_WHAT IS BEING ASKED_. Copy every line that contains the string "настоящему" from the entries below.

- - -

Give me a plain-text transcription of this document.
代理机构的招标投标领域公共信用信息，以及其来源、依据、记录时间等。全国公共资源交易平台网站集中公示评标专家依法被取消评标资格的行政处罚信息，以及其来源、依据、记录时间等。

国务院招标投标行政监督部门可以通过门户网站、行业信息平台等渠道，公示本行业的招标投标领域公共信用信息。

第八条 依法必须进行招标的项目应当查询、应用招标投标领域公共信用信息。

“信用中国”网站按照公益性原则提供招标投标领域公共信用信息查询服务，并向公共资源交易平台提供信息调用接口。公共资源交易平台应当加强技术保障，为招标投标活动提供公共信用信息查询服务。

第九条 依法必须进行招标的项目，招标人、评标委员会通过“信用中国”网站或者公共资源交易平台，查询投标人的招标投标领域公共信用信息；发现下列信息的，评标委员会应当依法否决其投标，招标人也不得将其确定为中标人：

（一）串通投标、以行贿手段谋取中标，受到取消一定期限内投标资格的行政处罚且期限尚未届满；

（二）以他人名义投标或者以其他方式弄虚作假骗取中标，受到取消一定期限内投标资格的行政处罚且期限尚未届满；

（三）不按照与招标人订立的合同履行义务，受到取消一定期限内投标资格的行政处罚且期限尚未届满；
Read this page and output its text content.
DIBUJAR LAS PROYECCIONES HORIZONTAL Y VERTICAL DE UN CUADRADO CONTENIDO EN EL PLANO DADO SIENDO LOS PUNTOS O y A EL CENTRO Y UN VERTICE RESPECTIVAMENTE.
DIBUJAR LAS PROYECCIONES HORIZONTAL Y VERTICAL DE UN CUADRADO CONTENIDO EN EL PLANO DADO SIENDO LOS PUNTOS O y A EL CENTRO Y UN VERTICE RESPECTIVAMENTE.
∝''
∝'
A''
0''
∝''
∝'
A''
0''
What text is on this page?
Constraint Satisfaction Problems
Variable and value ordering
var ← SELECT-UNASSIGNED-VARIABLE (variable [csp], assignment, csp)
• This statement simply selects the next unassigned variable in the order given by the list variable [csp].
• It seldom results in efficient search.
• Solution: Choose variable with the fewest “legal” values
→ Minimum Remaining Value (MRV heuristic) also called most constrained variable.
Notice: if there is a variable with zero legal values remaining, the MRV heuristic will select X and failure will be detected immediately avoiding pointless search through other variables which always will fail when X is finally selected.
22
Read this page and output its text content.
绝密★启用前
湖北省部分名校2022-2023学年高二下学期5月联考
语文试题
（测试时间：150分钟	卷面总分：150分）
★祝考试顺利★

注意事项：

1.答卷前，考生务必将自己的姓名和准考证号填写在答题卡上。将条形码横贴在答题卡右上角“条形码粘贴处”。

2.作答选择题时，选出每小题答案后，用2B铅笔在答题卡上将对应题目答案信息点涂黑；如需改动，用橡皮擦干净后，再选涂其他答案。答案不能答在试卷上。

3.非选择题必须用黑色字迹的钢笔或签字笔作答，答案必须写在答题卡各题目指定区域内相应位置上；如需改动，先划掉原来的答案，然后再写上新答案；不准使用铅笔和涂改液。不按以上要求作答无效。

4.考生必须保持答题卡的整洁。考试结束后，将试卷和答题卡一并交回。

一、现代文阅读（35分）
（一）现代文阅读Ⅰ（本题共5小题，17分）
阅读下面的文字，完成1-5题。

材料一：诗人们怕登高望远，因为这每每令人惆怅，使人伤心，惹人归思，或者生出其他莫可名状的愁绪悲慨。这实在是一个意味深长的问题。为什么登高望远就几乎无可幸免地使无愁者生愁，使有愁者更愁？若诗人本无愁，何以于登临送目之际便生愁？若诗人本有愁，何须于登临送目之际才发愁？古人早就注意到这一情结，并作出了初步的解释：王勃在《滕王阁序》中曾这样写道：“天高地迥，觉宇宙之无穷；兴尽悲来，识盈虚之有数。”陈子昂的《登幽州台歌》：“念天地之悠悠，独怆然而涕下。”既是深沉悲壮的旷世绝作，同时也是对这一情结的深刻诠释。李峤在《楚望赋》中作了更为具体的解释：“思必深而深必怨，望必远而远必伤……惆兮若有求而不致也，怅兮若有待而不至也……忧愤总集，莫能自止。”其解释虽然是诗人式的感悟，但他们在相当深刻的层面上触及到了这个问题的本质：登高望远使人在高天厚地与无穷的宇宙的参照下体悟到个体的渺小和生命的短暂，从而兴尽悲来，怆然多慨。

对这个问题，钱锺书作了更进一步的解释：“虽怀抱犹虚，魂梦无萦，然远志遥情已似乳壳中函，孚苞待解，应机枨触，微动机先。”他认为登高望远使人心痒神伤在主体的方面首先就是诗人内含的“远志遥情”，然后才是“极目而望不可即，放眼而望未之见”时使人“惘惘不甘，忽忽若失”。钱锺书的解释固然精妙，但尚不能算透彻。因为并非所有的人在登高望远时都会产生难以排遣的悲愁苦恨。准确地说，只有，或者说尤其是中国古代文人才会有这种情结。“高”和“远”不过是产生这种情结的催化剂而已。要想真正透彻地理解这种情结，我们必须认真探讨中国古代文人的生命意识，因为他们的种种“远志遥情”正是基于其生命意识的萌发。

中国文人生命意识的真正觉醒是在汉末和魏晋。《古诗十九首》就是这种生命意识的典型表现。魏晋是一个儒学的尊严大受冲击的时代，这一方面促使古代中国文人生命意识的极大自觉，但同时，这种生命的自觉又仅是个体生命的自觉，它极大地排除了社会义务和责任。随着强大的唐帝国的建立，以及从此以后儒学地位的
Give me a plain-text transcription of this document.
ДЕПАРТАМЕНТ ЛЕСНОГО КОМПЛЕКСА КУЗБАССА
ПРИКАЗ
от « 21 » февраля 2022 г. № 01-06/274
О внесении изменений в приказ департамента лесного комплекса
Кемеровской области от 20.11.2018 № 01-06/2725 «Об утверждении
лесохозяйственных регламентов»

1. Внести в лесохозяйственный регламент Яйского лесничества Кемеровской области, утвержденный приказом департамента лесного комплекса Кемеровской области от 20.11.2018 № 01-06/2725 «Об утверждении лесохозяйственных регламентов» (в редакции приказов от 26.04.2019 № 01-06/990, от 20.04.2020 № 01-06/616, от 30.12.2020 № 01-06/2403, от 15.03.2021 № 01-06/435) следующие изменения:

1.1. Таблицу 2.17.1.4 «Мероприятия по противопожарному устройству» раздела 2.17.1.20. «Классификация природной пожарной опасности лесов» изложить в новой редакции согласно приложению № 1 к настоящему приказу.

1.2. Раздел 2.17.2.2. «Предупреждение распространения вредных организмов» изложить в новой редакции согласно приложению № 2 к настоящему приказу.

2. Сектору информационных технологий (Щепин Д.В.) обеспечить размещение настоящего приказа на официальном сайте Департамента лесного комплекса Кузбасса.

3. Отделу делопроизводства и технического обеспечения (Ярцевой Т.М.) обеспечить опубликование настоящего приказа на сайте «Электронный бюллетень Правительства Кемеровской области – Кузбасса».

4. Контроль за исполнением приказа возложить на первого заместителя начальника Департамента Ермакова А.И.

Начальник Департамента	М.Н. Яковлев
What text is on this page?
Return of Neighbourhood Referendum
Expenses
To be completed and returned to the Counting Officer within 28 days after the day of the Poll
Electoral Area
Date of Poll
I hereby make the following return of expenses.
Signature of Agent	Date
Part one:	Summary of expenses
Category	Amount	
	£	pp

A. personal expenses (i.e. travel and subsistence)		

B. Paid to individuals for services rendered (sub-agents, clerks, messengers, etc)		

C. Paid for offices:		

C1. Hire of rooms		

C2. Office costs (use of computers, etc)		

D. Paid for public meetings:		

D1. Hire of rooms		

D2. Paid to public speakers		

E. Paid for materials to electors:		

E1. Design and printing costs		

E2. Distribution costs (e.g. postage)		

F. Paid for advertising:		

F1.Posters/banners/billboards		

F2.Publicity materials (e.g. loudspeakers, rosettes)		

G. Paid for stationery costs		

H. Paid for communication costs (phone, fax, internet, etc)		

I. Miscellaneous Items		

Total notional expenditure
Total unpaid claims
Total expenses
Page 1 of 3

- - -

_FINISHED ANSWER_.
1.1. Таблицу 2.17.1.4 «Мероприятия по противопожарному устройству» раздела 2.17.1.20. «Классификация природной пожарной опасности лесов» изложить в новой редакции согласно приложению № 1 к настоящему приказу.
1.2. Раздел 2.17.2.2. «Предупреждение распространения вредных организмов» изложить в новой редакции согласно приложению № 2 к настоящему приказу.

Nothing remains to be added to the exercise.